[Dataset rows]
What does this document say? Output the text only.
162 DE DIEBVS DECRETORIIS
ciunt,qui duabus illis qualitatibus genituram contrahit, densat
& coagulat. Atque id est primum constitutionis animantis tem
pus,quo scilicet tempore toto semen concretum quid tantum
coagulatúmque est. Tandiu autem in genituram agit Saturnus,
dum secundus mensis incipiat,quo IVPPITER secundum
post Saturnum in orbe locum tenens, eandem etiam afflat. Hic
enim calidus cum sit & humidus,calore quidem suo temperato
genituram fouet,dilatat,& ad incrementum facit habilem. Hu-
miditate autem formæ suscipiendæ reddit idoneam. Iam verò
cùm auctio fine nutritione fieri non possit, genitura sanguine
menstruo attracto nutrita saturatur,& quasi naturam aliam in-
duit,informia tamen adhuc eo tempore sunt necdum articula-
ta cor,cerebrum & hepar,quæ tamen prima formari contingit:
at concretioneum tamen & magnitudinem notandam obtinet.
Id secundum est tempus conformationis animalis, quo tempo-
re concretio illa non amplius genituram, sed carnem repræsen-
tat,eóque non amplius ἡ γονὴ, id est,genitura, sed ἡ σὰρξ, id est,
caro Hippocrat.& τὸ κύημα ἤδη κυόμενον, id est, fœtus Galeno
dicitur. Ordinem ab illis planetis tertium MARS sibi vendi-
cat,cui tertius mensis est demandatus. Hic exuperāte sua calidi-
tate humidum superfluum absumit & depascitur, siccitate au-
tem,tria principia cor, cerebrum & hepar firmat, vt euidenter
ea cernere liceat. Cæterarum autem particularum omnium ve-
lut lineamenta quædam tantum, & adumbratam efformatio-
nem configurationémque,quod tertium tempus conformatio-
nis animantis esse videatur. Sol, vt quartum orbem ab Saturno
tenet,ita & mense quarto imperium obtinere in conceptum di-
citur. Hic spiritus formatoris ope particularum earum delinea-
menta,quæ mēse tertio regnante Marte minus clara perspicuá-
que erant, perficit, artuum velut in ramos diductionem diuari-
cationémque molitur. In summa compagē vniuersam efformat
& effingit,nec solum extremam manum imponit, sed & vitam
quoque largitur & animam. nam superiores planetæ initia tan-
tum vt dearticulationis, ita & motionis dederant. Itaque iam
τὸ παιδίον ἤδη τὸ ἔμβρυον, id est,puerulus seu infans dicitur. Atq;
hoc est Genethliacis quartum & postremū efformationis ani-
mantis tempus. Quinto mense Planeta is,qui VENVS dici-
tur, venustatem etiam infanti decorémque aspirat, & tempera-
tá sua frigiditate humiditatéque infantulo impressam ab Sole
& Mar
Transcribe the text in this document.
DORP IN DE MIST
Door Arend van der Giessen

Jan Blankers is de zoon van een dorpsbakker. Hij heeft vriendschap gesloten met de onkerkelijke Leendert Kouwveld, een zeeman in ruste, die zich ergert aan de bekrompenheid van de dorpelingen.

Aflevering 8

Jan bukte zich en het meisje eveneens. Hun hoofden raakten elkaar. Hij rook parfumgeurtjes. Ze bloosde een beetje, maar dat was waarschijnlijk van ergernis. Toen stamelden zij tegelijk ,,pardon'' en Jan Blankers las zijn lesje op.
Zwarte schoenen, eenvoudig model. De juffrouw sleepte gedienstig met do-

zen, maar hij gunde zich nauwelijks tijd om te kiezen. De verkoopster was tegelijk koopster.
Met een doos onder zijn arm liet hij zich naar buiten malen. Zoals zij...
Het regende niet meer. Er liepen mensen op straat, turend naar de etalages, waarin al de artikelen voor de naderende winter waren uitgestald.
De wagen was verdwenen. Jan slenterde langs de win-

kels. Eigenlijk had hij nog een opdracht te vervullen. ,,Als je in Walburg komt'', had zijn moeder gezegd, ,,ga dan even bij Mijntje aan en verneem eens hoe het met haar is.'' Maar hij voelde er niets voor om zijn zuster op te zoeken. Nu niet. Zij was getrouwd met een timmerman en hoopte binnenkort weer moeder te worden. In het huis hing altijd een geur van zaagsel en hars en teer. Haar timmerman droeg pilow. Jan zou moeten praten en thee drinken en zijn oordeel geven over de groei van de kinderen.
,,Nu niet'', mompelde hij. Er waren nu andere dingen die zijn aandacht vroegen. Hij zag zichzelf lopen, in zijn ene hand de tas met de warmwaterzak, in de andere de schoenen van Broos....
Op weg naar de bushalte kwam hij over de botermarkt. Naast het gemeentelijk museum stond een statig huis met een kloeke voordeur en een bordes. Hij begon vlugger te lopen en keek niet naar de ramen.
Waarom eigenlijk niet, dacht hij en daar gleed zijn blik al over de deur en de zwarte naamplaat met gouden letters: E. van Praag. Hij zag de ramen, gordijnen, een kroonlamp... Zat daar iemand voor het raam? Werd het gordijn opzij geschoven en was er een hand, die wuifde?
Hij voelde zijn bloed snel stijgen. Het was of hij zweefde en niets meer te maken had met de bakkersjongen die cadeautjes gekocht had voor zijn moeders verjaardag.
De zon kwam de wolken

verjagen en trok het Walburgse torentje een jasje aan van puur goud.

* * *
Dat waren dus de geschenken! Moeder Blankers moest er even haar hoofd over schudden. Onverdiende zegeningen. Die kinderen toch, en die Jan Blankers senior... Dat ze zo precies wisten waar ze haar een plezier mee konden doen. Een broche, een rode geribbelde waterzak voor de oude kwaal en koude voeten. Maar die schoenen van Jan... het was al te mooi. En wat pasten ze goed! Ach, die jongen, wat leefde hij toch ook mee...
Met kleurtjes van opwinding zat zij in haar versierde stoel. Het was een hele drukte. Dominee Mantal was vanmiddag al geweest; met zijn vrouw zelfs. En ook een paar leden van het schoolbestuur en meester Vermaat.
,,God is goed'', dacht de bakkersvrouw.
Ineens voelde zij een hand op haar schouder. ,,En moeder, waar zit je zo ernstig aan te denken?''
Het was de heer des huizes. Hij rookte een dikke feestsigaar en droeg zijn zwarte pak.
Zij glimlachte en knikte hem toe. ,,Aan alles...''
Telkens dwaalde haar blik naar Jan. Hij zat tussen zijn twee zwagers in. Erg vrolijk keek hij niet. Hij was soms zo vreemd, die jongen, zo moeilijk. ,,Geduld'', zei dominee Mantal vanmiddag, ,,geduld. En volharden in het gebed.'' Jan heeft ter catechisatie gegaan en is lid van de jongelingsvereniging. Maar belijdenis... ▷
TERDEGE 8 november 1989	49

# [SET EXERCISE]
Write out all the entries exactly.

# [RESULT FOR THIS EXERCISE]
What does this document say? Output the text only.
162 DE DIEBVS DECRETORIIS
ciunt,qui duabus illis qualitatibus genituram contrahit, densat
& coagulat. Atque id est primum constitutionis animantis tem
pus,quo scilicet tempore toto semen concretum quid tantum
coagulatúmque est. Tandiu autem in genituram agit Saturnus,
dum secundus mensis incipiat,quo IVPPITER secundum
post Saturnum in orbe locum tenens, eandem etiam afflat. Hic
enim calidus cum sit & humidus,calore quidem suo temperato
genituram fouet,dilatat,& ad incrementum facit habilem. Hu-
miditate autem formæ suscipiendæ reddit idoneam. Iam verò
cùm auctio fine nutritione fieri non possit, genitura sanguine
menstruo attracto nutrita saturatur,& quasi naturam aliam in-
duit,informia tamen adhuc eo tempore sunt necdum articula-
ta cor,cerebrum & hepar,quæ tamen prima formari contingit:
at concretioneum tamen & magnitudinem notandam obtinet.
Id secundum est tempus conformationis animalis, quo tempo-
re concretio illa non amplius genituram, sed carnem repræsen-
tat,eóque non amplius ἡ γονὴ, id est,genitura, sed ἡ σὰρξ, id est,
caro Hippocrat.& τὸ κύημα ἤδη κυόμενον, id est, fœtus Galeno
dicitur. Ordinem ab illis planetis tertium MARS sibi vendi-
cat,cui tertius mensis est demandatus. Hic exuperāte sua calidi-
tate humidum superfluum absumit & depascitur, siccitate au-
tem,tria principia cor, cerebrum & hepar firmat, vt euidenter
ea cernere liceat. Cæterarum autem particularum omnium ve-
lut lineamenta quædam tantum, & adumbratam efformatio-
nem configurationémque,quod tertium tempus conformatio-
nis animantis esse videatur. Sol, vt quartum orbem ab Saturno
tenet,ita & mense quarto imperium obtinere in conceptum di-
citur. Hic spiritus formatoris ope particularum earum delinea-
menta,quæ mēse tertio regnante Marte minus clara perspicuá-
que erant, perficit, artuum velut in ramos diductionem diuari-
cationémque molitur. In summa compagē vniuersam efformat
& effingit,nec solum extremam manum imponit, sed & vitam
quoque largitur & animam. nam superiores planetæ initia tan-
tum vt dearticulationis, ita & motionis dederant. Itaque iam
τὸ παιδίον ἤδη τὸ ἔμβρυον, id est,puerulus seu infans dicitur. Atq;
hoc est Genethliacis quartum & postremū efformationis ani-
mantis tempus. Quinto mense Planeta is,qui VENVS dici-
tur, venustatem etiam infanti decorémque aspirat, & tempera-
tá sua frigiditate humiditatéque infantulo impressam ab Sole
& Mar
Transcribe the text in this document.
DORP IN DE MIST
Door Arend van der Giessen

Jan Blankers is de zoon van een dorpsbakker. Hij heeft vriendschap gesloten met de onkerkelijke Leendert Kouwveld, een zeeman in ruste, die zich ergert aan de bekrompenheid van de dorpelingen.

Aflevering 8

Jan bukte zich en het meisje eveneens. Hun hoofden raakten elkaar. Hij rook parfumgeurtjes. Ze bloosde een beetje, maar dat was waarschijnlijk van ergernis. Toen stamelden zij tegelijk ,,pardon'' en Jan Blankers las zijn lesje op.
Zwarte schoenen, eenvoudig model. De juffrouw sleepte gedienstig met do-

zen, maar hij gunde zich nauwelijks tijd om te kiezen. De verkoopster was tegelijk koopster.
Met een doos onder zijn arm liet hij zich naar buiten malen. Zoals zij...
Het regende niet meer. Er liepen mensen op straat, turend naar de etalages, waarin al de artikelen voor de naderende winter waren uitgestald.
De wagen was verdwenen. Jan slenterde langs de win-

kels. Eigenlijk had hij nog een opdracht te vervullen. ,,Als je in Walburg komt'', had zijn moeder gezegd, ,,ga dan even bij Mijntje aan en verneem eens hoe het met haar is.'' Maar hij voelde er niets voor om zijn zuster op te zoeken. Nu niet. Zij was getrouwd met een timmerman en hoopte binnenkort weer moeder te worden. In het huis hing altijd een geur van zaagsel en hars en teer. Haar timmerman droeg pilow. Jan zou moeten praten en thee drinken en zijn oordeel geven over de groei van de kinderen.
,,Nu niet'', mompelde hij. Er waren nu andere dingen die zijn aandacht vroegen. Hij zag zichzelf lopen, in zijn ene hand de tas met de warmwaterzak, in de andere de schoenen van Broos....
Op weg naar de bushalte kwam hij over de botermarkt. Naast het gemeentelijk museum stond een statig huis met een kloeke voordeur en een bordes. Hij begon vlugger te lopen en keek niet naar de ramen.
Waarom eigenlijk niet, dacht hij en daar gleed zijn blik al over de deur en de zwarte naamplaat met gouden letters: E. van Praag. Hij zag de ramen, gordijnen, een kroonlamp... Zat daar iemand voor het raam? Werd het gordijn opzij geschoven en was er een hand, die wuifde?
Hij voelde zijn bloed snel stijgen. Het was of hij zweefde en niets meer te maken had met de bakkersjongen die cadeautjes gekocht had voor zijn moeders verjaardag.
De zon kwam de wolken

verjagen en trok het Walburgse torentje een jasje aan van puur goud.

* * *
Dat waren dus de geschenken! Moeder Blankers moest er even haar hoofd over schudden. Onverdiende zegeningen. Die kinderen toch, en die Jan Blankers senior... Dat ze zo precies wisten waar ze haar een plezier mee konden doen. Een broche, een rode geribbelde waterzak voor de oude kwaal en koude voeten. Maar die schoenen van Jan... het was al te mooi. En wat pasten ze goed! Ach, die jongen, wat leefde hij toch ook mee...
Met kleurtjes van opwinding zat zij in haar versierde stoel. Het was een hele drukte. Dominee Mantal was vanmiddag al geweest; met zijn vrouw zelfs. En ook een paar leden van het schoolbestuur en meester Vermaat.
,,God is goed'', dacht de bakkersvrouw.
Ineens voelde zij een hand op haar schouder. ,,En moeder, waar zit je zo ernstig aan te denken?''
Het was de heer des huizes. Hij rookte een dikke feestsigaar en droeg zijn zwarte pak.
Zij glimlachte en knikte hem toe. ,,Aan alles...''
Telkens dwaalde haar blik naar Jan. Hij zat tussen zijn twee zwagers in. Erg vrolijk keek hij niet. Hij was soms zo vreemd, die jongen, zo moeilijk. ,,Geduld'', zei dominee Mantal vanmiddag, ,,geduld. En volharden in het gebed.'' Jan heeft ter catechisatie gegaan en is lid van de jongelingsvereniging. Maar belijdenis... ▷
TERDEGE 8 november 1989	49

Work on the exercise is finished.